● What this task involves
Find every line in the dataset excerpt below that contains the string "number" and copy each one out in full.

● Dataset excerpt

▬▬▬

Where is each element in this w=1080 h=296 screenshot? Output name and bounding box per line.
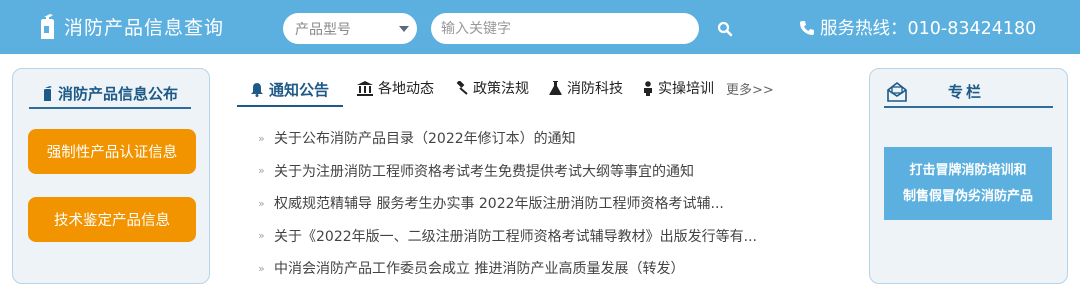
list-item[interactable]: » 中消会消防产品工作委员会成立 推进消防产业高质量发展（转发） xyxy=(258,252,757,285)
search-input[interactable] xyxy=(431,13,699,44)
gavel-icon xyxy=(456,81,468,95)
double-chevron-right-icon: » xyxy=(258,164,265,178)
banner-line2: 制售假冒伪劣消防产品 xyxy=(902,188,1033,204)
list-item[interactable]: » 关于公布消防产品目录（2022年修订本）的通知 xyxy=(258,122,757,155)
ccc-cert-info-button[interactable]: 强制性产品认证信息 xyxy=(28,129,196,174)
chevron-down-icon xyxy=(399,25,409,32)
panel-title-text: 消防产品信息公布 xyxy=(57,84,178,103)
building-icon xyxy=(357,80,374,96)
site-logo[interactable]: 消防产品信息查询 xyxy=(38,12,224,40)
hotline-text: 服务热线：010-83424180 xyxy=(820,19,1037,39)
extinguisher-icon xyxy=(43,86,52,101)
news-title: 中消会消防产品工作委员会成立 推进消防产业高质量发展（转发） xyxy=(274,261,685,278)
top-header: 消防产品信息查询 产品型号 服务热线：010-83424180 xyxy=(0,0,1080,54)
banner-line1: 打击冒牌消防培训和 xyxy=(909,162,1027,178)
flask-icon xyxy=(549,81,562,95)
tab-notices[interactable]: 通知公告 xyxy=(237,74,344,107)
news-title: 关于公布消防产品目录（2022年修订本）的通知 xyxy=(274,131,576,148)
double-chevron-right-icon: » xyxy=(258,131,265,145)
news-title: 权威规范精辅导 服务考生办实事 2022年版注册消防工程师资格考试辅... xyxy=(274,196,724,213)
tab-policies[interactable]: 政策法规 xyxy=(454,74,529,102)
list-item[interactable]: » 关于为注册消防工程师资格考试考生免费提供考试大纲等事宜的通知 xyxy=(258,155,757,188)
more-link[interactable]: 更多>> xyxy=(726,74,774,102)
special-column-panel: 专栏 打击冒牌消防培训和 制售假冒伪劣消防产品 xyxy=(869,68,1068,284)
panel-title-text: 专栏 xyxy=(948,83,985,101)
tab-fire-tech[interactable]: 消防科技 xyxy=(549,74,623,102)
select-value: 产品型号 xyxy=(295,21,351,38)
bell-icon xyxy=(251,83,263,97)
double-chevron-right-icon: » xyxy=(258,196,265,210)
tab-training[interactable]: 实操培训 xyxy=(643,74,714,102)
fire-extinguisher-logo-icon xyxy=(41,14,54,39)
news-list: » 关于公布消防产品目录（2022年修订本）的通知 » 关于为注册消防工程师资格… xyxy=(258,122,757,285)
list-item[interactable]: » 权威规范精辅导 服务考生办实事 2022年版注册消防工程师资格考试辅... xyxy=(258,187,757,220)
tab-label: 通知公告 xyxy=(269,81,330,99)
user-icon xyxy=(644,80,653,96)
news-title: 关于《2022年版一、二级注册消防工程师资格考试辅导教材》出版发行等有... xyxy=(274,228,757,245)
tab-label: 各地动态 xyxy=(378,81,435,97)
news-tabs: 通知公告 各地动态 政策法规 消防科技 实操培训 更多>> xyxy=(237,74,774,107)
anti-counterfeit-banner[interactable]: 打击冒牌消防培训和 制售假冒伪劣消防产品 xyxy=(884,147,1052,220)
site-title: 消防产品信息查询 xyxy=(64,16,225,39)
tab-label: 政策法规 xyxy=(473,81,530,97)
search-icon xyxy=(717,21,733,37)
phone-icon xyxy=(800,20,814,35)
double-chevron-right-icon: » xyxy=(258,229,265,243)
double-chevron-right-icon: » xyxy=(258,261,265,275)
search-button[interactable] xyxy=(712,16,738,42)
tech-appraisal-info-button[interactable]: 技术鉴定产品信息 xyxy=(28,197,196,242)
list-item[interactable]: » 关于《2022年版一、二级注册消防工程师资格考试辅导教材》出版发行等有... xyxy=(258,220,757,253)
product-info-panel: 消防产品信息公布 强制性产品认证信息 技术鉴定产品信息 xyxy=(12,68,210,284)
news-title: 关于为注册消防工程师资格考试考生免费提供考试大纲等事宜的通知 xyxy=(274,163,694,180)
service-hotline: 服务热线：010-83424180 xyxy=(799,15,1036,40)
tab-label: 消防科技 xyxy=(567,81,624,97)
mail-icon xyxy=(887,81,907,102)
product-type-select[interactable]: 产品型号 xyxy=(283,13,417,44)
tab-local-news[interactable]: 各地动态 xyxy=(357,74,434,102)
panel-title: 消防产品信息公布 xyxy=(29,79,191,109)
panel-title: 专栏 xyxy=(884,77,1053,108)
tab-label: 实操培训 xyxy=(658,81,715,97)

▬▬▬

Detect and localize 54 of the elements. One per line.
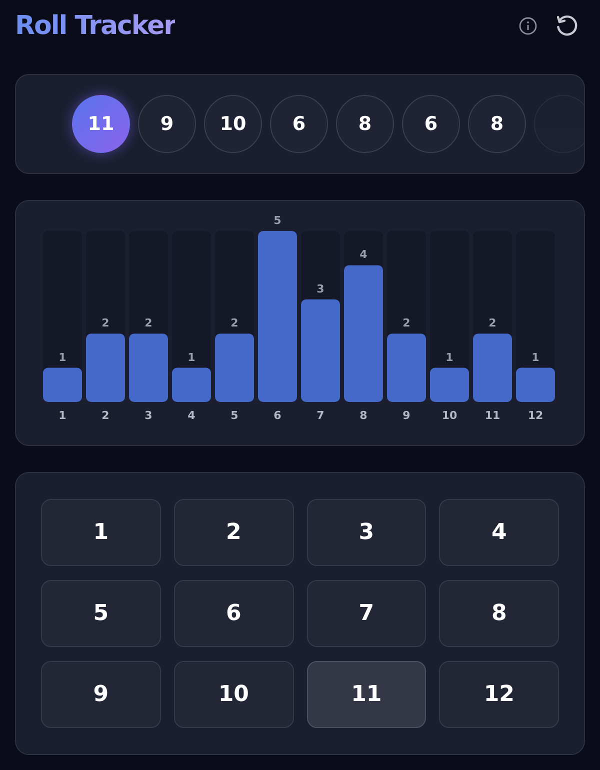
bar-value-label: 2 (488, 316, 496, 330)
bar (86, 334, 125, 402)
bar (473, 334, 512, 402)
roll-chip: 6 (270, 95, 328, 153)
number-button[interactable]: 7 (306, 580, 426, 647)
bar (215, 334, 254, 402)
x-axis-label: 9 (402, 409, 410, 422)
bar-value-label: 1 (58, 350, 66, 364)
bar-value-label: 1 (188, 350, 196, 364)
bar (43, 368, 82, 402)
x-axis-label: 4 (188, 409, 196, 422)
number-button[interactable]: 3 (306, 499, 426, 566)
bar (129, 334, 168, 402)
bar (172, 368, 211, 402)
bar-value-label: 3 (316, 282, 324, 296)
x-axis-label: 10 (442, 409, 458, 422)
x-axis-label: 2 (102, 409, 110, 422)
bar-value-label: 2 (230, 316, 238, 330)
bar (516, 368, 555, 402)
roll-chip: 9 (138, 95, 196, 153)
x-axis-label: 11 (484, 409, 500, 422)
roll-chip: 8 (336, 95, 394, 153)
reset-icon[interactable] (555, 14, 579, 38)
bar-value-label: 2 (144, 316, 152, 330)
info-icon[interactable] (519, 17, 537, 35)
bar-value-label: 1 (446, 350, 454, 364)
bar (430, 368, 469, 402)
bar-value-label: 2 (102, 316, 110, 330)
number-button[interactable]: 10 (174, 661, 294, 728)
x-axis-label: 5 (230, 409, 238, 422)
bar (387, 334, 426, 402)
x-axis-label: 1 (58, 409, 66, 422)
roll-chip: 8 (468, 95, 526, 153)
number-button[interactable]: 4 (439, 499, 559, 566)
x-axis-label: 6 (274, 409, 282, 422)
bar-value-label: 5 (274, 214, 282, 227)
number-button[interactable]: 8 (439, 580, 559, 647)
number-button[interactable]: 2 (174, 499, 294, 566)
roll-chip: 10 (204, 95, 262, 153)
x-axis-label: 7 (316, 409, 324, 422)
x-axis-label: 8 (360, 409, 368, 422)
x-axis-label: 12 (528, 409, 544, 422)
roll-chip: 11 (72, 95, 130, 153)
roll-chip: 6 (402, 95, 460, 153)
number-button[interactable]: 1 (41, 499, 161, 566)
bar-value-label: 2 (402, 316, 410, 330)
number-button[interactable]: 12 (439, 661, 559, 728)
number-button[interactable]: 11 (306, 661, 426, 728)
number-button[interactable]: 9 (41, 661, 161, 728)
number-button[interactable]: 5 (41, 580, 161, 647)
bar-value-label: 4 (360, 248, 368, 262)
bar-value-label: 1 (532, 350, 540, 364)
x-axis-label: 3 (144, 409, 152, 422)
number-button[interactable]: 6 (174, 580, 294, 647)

▬▬▬

● Final result
number-button[interactable]: 7 (306, 580, 426, 647)
number-button[interactable]: 3 (306, 499, 426, 566)
number-button[interactable]: 10 (174, 661, 294, 728)
number-button[interactable]: 4 (439, 499, 559, 566)
number-button[interactable]: 8 (439, 580, 559, 647)
number-button[interactable]: 2 (174, 499, 294, 566)
number-button[interactable]: 1 (41, 499, 161, 566)
number-button[interactable]: 12 (439, 661, 559, 728)
number-button[interactable]: 11 (306, 661, 426, 728)
number-button[interactable]: 9 (41, 661, 161, 728)
number-button[interactable]: 5 (41, 580, 161, 647)
number-button[interactable]: 6 (174, 580, 294, 647)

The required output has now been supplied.